Whenever a line below holds the word "main", copy that line.
** start Given records **
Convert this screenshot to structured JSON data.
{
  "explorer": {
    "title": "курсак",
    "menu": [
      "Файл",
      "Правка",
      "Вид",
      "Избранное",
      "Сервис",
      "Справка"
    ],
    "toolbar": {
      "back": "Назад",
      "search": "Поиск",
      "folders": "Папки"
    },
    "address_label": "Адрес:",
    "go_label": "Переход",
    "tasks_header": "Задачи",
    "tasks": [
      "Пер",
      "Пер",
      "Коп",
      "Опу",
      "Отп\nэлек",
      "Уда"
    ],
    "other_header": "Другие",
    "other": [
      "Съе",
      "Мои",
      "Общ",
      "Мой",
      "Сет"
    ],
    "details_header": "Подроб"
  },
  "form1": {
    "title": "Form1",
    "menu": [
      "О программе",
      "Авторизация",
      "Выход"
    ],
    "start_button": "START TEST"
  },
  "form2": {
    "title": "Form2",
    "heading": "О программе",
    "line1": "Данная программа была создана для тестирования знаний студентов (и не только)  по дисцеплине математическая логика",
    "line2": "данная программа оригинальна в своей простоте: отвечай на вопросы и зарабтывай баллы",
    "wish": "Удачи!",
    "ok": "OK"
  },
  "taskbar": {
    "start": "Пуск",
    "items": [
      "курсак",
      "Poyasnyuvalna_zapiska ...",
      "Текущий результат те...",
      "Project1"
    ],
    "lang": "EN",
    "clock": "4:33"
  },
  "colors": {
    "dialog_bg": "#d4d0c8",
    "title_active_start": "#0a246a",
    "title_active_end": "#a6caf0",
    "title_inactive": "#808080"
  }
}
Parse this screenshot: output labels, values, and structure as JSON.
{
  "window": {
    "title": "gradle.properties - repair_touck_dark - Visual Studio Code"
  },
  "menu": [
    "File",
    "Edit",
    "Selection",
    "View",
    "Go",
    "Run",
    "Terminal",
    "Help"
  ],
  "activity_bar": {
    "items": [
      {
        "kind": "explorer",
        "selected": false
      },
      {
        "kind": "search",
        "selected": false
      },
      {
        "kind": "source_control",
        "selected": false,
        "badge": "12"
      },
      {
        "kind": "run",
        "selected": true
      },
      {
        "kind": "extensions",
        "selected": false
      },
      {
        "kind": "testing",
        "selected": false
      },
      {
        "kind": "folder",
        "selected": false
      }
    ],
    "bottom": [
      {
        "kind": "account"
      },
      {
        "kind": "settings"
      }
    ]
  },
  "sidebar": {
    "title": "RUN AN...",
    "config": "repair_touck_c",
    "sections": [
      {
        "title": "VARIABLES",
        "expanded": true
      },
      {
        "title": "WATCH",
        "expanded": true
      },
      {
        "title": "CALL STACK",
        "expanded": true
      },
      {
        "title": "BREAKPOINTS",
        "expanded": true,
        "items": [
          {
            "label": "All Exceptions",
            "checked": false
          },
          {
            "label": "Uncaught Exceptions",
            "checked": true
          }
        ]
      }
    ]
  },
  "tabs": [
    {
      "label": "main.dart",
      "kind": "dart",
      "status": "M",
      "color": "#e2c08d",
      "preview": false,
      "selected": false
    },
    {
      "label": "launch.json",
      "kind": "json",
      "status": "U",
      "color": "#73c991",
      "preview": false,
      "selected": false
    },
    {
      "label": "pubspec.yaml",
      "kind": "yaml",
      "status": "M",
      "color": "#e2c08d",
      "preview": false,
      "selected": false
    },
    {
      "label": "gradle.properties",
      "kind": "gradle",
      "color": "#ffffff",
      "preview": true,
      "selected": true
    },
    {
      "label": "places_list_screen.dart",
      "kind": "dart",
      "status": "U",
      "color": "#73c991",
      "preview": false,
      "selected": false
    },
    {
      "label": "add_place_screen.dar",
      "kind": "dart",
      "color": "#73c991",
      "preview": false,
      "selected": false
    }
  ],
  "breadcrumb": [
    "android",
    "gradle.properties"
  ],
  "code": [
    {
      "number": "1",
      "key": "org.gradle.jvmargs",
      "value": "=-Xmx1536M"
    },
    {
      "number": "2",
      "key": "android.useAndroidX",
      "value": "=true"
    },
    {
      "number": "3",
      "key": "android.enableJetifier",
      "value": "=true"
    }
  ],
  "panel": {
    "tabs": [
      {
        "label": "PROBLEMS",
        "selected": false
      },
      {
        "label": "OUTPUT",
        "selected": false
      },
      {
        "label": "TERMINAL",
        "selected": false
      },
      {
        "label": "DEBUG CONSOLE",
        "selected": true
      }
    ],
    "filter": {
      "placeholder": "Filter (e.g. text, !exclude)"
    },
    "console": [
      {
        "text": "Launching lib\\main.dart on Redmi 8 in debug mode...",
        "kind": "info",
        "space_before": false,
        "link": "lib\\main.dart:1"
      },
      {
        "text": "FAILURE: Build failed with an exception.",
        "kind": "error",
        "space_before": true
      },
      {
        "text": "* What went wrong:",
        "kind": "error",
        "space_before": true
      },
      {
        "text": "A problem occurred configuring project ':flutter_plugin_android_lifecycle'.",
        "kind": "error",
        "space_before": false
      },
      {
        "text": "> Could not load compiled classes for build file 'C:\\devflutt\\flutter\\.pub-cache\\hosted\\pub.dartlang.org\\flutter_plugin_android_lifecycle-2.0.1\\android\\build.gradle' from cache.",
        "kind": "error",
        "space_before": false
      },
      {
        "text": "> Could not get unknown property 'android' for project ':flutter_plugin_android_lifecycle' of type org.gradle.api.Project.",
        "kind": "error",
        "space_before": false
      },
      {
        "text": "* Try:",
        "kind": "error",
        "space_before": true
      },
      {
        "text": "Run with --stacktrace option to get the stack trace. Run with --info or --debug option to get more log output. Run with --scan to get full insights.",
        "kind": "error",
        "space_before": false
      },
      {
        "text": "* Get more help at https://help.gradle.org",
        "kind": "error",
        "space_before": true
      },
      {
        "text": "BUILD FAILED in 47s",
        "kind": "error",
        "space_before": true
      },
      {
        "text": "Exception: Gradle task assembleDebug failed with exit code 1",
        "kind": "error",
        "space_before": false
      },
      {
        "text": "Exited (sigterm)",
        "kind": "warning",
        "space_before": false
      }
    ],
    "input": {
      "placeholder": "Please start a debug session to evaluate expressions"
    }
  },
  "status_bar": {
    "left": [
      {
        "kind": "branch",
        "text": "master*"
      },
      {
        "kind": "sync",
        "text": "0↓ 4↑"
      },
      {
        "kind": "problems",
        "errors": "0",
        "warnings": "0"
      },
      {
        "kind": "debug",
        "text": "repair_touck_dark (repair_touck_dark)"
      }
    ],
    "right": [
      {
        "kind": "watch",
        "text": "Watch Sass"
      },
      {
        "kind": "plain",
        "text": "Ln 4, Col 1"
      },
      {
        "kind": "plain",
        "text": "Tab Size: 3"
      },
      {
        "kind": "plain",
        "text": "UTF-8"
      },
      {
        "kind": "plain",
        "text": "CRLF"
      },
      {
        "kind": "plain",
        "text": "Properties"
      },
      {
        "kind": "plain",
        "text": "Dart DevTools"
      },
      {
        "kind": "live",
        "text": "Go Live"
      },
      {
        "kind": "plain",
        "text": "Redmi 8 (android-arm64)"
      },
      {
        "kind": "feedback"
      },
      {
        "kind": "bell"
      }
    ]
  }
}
** end Given records **
### Exercise output
      "label": "main.dart",
        "text": "Launching lib\\main.dart on Redmi 8 in debug mode...",
        "link": "lib\\main.dart:1"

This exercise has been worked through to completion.